◆ Goal of the exercise
Where the data below has the string "milliards", return the whole line.
[The records start]
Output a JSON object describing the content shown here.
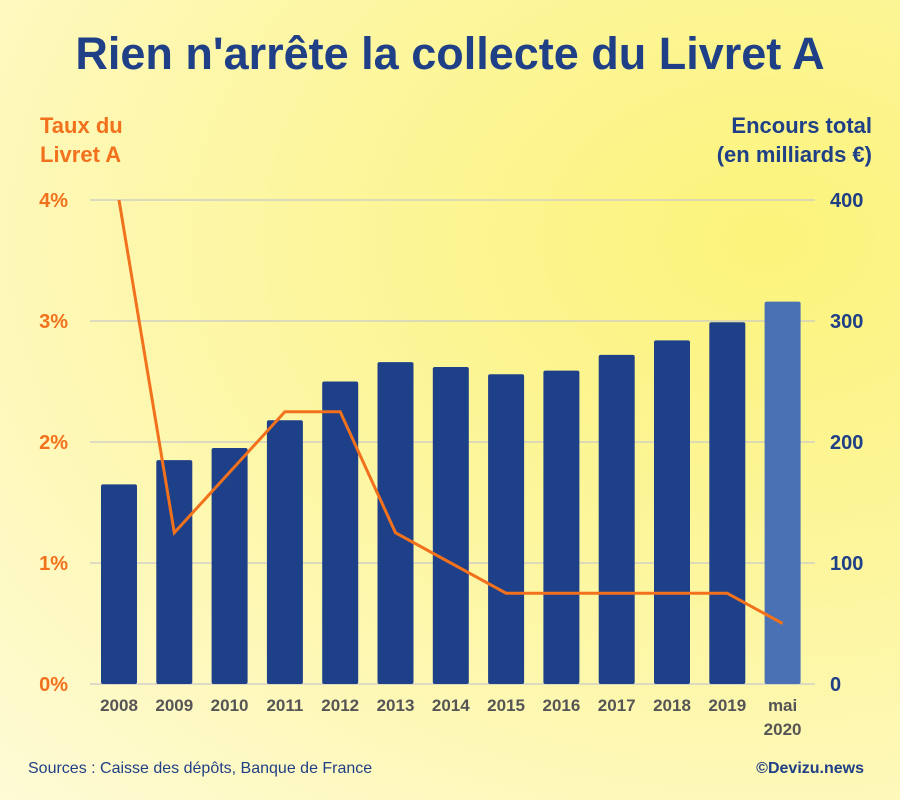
{
  "title": "Rien n'arrête la collecte du Livret A",
  "left_axis_title": [
    "Taux du",
    "Livret A"
  ],
  "right_axis_title": [
    "Encours total",
    "(en milliards €)"
  ],
  "source": "Sources : Caisse des dépôts, Banque de France",
  "credit": "©Devizu.news",
  "colors": {
    "bar": "#1e4088",
    "bar_highlight": "#4a71b4",
    "line": "#f2711c",
    "title": "#1f3f86"
  },
  "chart_data": {
    "type": "bar+line",
    "categories": [
      "2008",
      "2009",
      "2010",
      "2011",
      "2012",
      "2013",
      "2014",
      "2015",
      "2016",
      "2017",
      "2018",
      "2019",
      "mai 2020"
    ],
    "category_lines": [
      [
        "2008"
      ],
      [
        "2009"
      ],
      [
        "2010"
      ],
      [
        "2011"
      ],
      [
        "2012"
      ],
      [
        "2013"
      ],
      [
        "2014"
      ],
      [
        "2015"
      ],
      [
        "2016"
      ],
      [
        "2017"
      ],
      [
        "2018"
      ],
      [
        "2019"
      ],
      [
        "mai",
        "2020"
      ]
    ],
    "series": [
      {
        "name": "Encours total (en milliards €)",
        "type": "bar",
        "axis": "right",
        "values": [
          165,
          185,
          195,
          218,
          250,
          266,
          262,
          256,
          259,
          272,
          284,
          299,
          316
        ]
      },
      {
        "name": "Taux du Livret A",
        "type": "line",
        "axis": "left",
        "unit": "%",
        "values": [
          4.0,
          1.25,
          1.75,
          2.25,
          2.25,
          1.25,
          1.0,
          0.75,
          0.75,
          0.75,
          0.75,
          0.75,
          0.5
        ]
      }
    ],
    "left_axis": {
      "ticks": [
        "0%",
        "1%",
        "2%",
        "3%",
        "4%"
      ],
      "range": [
        0,
        4
      ]
    },
    "right_axis": {
      "ticks": [
        "0",
        "100",
        "200",
        "300",
        "400"
      ],
      "range": [
        0,
        400
      ]
    },
    "highlight_index": 12,
    "grid": true
  }
}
[The records end]
◆ Result of this exercise
    "(en milliards €)"
        "name": "Encours total (en milliards €)",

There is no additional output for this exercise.